> **GOAL**
Transcribe all records exactly.
§
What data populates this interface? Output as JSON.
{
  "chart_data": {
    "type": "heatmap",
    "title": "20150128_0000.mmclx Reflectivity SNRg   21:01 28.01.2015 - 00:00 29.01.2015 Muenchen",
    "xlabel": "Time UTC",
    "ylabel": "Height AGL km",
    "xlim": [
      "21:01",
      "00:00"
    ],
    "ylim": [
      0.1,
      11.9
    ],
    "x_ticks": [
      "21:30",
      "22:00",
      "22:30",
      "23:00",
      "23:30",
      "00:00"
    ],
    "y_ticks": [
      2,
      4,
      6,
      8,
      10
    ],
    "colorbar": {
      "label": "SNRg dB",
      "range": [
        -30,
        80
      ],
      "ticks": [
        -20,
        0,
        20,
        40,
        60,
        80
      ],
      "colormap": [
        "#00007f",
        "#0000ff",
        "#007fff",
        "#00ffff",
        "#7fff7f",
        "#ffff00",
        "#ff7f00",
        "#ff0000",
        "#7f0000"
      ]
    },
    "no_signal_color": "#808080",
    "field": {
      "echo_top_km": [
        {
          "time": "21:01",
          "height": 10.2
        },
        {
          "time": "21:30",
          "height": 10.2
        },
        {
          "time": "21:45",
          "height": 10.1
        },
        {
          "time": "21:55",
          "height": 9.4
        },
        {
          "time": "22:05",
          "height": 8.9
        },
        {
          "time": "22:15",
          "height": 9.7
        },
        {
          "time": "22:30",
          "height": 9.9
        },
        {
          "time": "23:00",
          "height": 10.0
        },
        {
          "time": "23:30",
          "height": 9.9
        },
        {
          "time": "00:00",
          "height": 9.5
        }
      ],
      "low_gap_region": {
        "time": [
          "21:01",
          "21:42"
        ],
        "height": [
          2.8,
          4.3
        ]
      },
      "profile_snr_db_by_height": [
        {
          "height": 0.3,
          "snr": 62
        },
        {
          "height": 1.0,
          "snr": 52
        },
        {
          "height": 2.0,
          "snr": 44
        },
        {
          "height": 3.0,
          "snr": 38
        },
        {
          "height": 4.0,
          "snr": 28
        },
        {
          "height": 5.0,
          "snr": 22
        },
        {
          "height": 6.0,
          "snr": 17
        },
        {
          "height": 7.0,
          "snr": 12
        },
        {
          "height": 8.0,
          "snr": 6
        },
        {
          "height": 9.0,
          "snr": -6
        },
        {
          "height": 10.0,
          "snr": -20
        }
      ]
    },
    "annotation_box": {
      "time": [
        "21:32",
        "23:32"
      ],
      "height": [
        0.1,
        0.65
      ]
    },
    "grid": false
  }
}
§
> **RESPONSE FOR THIS EXERCISE**
What data populates this interface? Output as JSON.
{
  "chart_data": {
    "type": "heatmap",
    "title": "20150128_0000.mmclx Reflectivity SNRg   21:01 28.01.2015 - 00:00 29.01.2015 Muenchen",
    "xlabel": "Time UTC",
    "ylabel": "Height AGL km",
    "xlim": [
      "21:01",
      "00:00"
    ],
    "ylim": [
      0.1,
      11.9
    ],
    "x_ticks": [
      "21:30",
      "22:00",
      "22:30",
      "23:00",
      "23:30",
      "00:00"
    ],
    "y_ticks": [
      2,
      4,
      6,
      8,
      10
    ],
    "colorbar": {
      "label": "SNRg dB",
      "range": [
        -30,
        80
      ],
      "ticks": [
        -20,
        0,
        20,
        40,
        60,
        80
      ],
      "colormap": [
        "#00007f",
        "#0000ff",
        "#007fff",
        "#00ffff",
        "#7fff7f",
        "#ffff00",
        "#ff7f00",
        "#ff0000",
        "#7f0000"
      ]
    },
    "no_signal_color": "#808080",
    "field": {
      "echo_top_km": [
        {
          "time": "21:01",
          "height": 10.2
        },
        {
          "time": "21:30",
          "height": 10.2
        },
        {
          "time": "21:45",
          "height": 10.1
        },
        {
          "time": "21:55",
          "height": 9.4
        },
        {
          "time": "22:05",
          "height": 8.9
        },
        {
          "time": "22:15",
          "height": 9.7
        },
        {
          "time": "22:30",
          "height": 9.9
        },
        {
          "time": "23:00",
          "height": 10.0
        },
        {
          "time": "23:30",
          "height": 9.9
        },
        {
          "time": "00:00",
          "height": 9.5
        }
      ],
      "low_gap_region": {
        "time": [
          "21:01",
          "21:42"
        ],
        "height": [
          2.8,
          4.3
        ]
      },
      "profile_snr_db_by_height": [
        {
          "height": 0.3,
          "snr": 62
        },
        {
          "height": 1.0,
          "snr": 52
        },
        {
          "height": 2.0,
          "snr": 44
        },
        {
          "height": 3.0,
          "snr": 38
        },
        {
          "height": 4.0,
          "snr": 28
        },
        {
          "height": 5.0,
          "snr": 22
        },
        {
          "height": 6.0,
          "snr": 17
        },
        {
          "height": 7.0,
          "snr": 12
        },
        {
          "height": 8.0,
          "snr": 6
        },
        {
          "height": 9.0,
          "snr": -6
        },
        {
          "height": 10.0,
          "snr": -20
        }
      ]
    },
    "annotation_box": {
      "time": [
        "21:32",
        "23:32"
      ],
      "height": [
        0.1,
        0.65
      ]
    },
    "grid": false
  }
}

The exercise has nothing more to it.